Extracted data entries
---

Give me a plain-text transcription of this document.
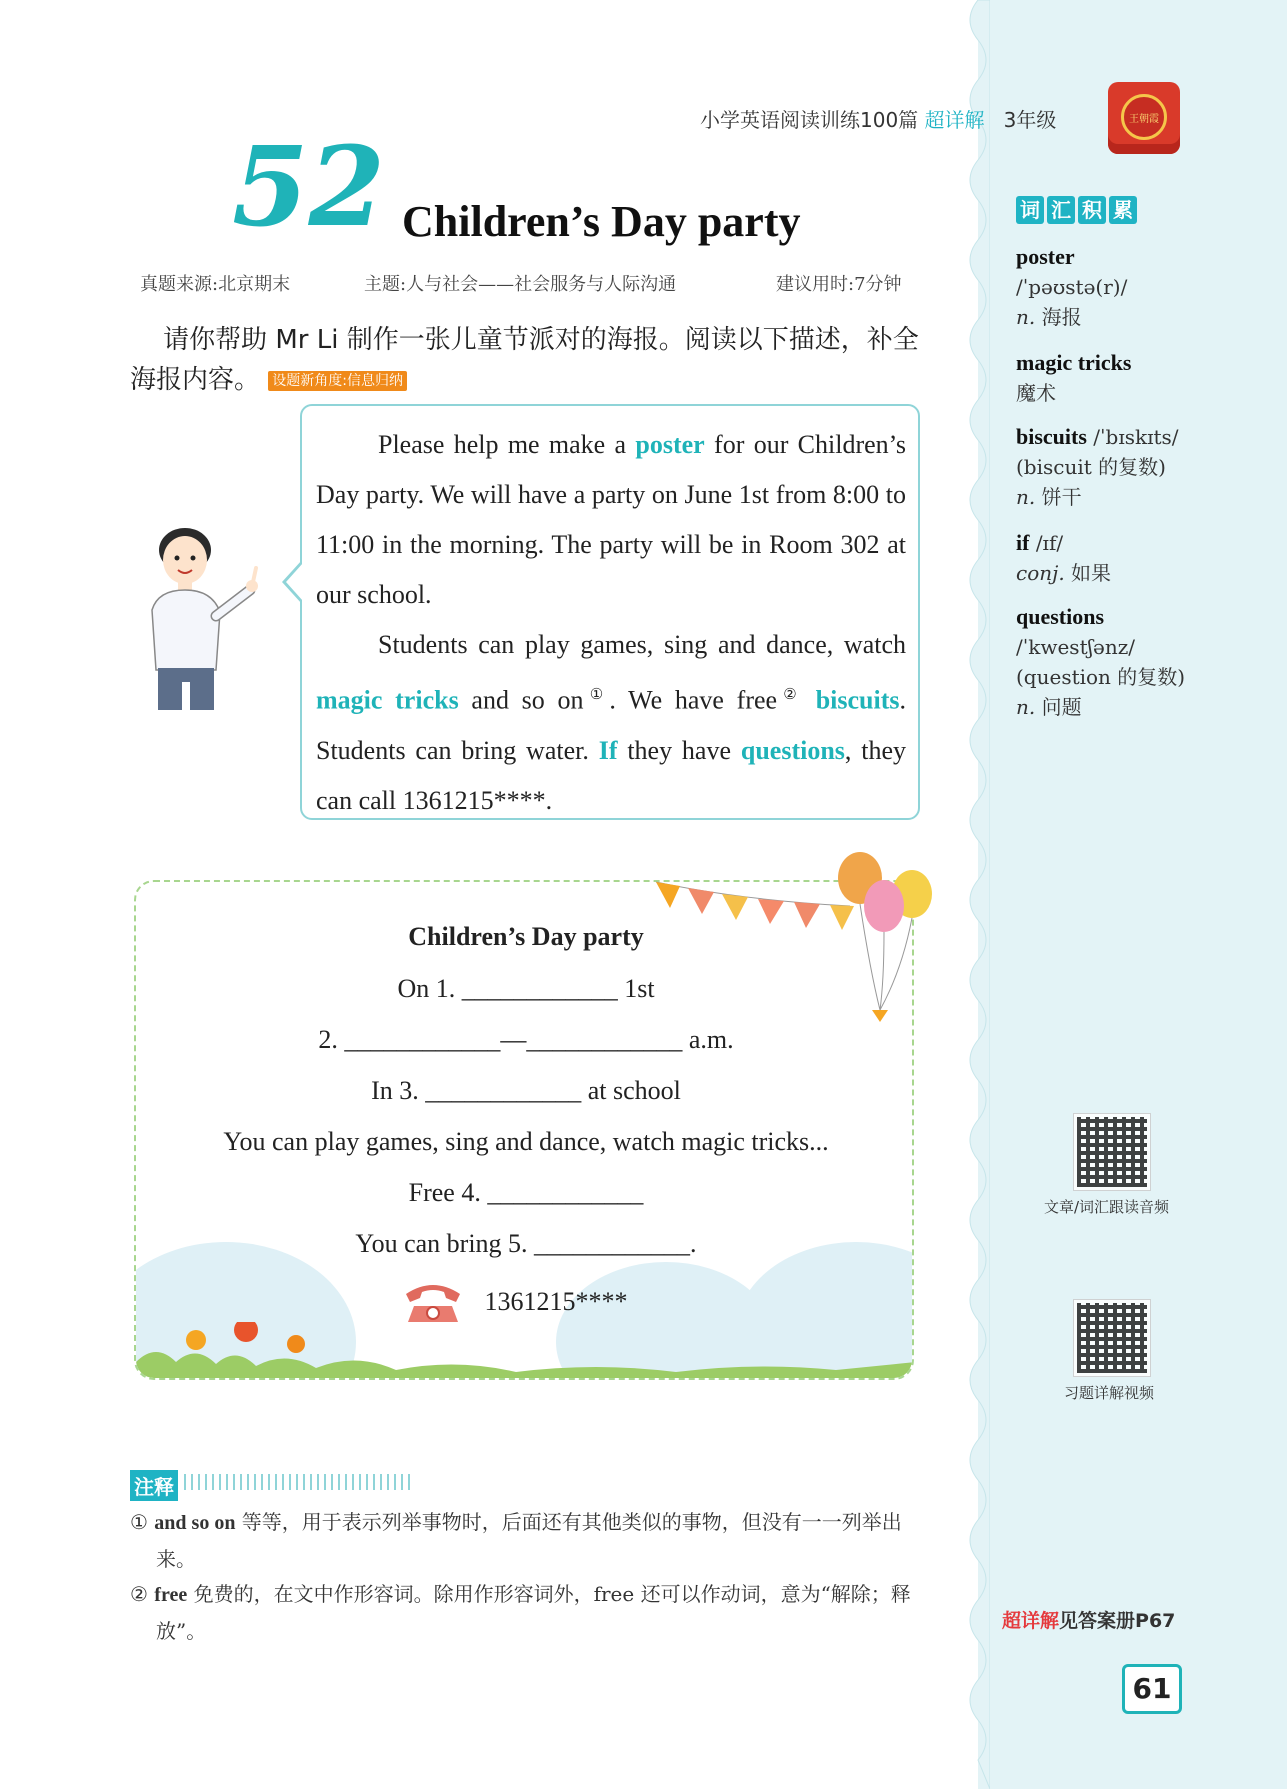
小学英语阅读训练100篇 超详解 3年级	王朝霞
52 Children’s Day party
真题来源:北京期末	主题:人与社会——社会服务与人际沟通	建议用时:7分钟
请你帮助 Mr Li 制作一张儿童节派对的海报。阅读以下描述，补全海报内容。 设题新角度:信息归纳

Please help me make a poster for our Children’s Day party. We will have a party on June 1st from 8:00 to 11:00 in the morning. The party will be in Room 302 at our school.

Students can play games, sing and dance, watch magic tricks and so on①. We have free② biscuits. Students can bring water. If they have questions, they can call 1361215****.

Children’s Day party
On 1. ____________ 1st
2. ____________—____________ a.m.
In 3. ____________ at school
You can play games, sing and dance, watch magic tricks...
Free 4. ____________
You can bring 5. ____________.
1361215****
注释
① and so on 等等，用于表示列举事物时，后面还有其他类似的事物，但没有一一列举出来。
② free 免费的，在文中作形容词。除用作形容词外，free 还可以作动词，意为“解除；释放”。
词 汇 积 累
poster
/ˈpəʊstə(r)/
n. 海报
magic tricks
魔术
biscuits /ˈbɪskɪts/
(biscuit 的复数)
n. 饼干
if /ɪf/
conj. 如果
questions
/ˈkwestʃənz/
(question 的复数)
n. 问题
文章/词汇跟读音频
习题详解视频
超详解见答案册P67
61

---

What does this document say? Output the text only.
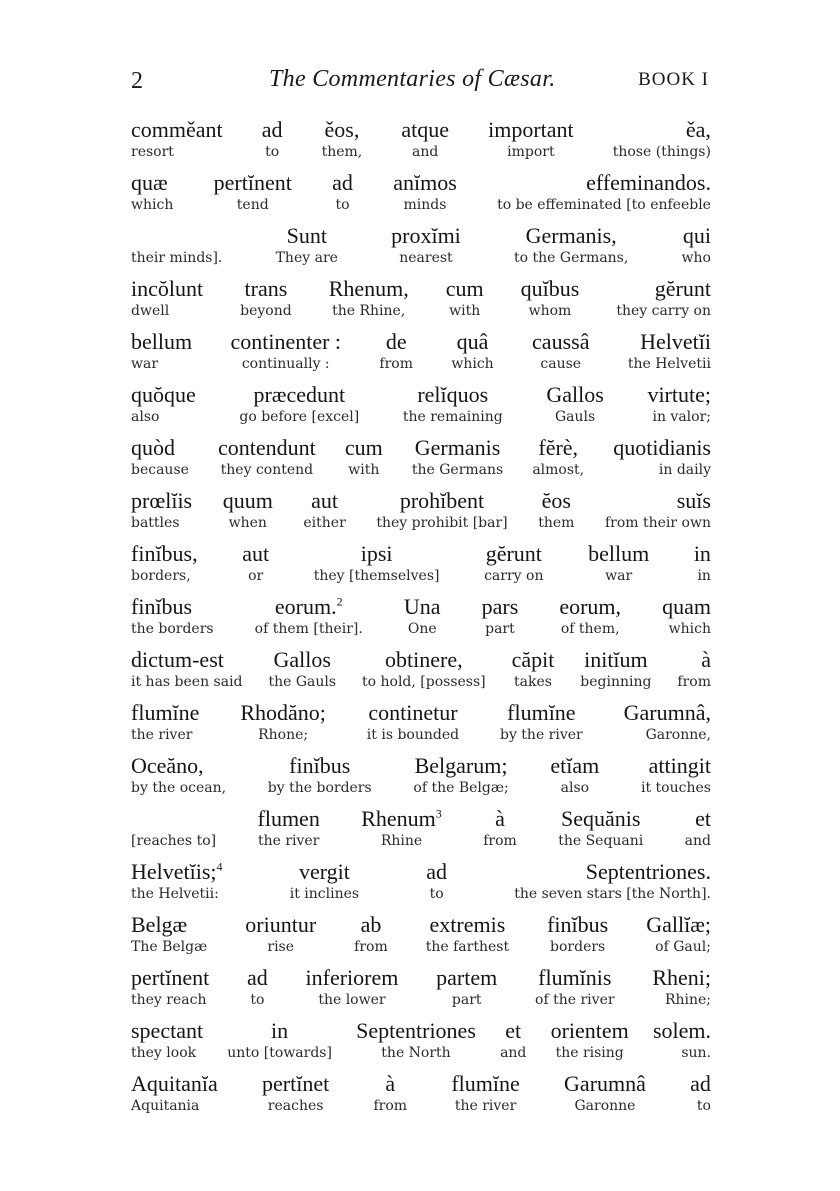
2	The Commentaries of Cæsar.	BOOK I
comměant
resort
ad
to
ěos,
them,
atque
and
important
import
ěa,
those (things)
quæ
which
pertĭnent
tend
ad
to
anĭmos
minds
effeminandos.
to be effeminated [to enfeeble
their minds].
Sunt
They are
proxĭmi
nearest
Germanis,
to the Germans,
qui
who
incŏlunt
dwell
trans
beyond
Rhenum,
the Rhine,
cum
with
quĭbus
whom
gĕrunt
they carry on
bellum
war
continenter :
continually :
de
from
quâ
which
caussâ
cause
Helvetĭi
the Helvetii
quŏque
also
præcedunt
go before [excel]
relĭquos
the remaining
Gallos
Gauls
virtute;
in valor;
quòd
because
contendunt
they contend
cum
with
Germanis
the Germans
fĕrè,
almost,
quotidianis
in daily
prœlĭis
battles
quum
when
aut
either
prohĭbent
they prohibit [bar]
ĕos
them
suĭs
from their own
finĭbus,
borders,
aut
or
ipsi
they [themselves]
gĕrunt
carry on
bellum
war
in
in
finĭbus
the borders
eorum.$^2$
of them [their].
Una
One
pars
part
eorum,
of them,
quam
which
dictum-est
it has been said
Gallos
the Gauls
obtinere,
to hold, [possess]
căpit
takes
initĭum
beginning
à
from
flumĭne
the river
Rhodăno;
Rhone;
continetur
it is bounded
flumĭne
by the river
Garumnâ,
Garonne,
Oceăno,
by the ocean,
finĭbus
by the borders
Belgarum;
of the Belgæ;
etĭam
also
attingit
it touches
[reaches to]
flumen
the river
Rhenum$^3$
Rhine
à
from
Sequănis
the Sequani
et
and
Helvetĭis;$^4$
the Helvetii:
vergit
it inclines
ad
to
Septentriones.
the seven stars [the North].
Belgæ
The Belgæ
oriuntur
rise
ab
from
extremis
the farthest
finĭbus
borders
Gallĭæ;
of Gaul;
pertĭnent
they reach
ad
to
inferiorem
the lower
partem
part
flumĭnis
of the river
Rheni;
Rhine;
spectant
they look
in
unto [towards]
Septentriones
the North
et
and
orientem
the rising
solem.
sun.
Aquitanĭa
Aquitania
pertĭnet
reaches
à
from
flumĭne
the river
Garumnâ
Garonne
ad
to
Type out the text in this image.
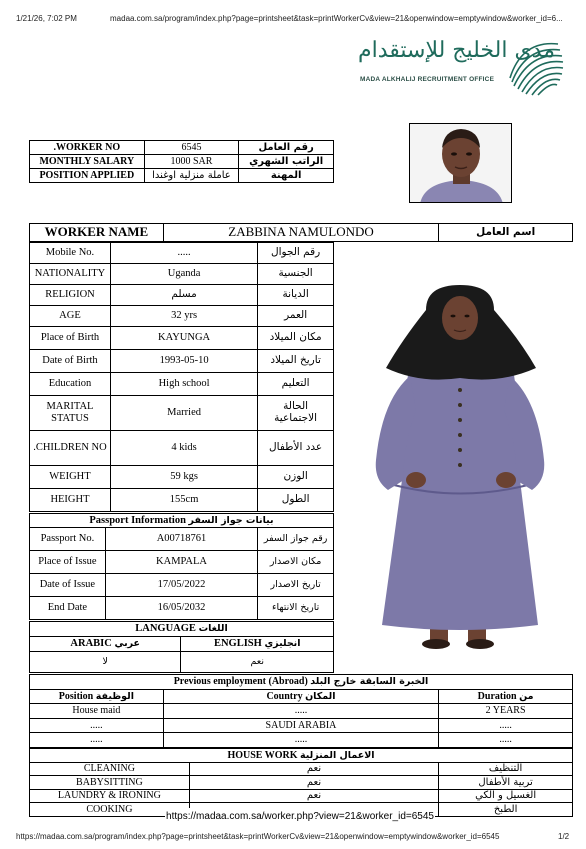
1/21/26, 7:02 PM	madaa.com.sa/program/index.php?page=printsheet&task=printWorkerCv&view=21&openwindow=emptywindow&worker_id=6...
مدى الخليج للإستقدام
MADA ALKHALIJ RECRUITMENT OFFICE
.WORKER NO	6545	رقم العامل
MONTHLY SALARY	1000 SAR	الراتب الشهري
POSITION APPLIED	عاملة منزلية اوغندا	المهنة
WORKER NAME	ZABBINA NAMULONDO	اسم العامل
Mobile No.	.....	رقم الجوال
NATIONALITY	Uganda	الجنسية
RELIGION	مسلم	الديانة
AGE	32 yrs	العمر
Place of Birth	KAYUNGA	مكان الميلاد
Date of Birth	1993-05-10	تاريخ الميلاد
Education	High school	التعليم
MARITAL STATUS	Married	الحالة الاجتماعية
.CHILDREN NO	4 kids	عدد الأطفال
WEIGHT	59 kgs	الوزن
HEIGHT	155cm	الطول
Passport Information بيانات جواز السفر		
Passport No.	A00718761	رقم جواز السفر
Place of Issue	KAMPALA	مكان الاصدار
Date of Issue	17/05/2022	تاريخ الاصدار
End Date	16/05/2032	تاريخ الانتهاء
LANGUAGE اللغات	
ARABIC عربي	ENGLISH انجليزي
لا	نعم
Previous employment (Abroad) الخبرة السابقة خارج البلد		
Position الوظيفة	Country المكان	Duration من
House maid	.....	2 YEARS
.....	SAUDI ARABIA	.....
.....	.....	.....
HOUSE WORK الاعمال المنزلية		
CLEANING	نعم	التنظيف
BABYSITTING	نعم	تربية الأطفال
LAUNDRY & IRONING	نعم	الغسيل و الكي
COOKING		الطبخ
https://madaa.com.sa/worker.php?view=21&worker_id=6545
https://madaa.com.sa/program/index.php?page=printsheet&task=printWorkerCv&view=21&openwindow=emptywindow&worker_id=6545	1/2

---

Collect each line holding the string "play".

- Correct response -
Students can play games, sing and dance, watch magic tricks and so on①. We have free② biscuits. Students can bring water. If they have questions, they can call 1361215****.
You can play games, sing and dance, watch magic tricks...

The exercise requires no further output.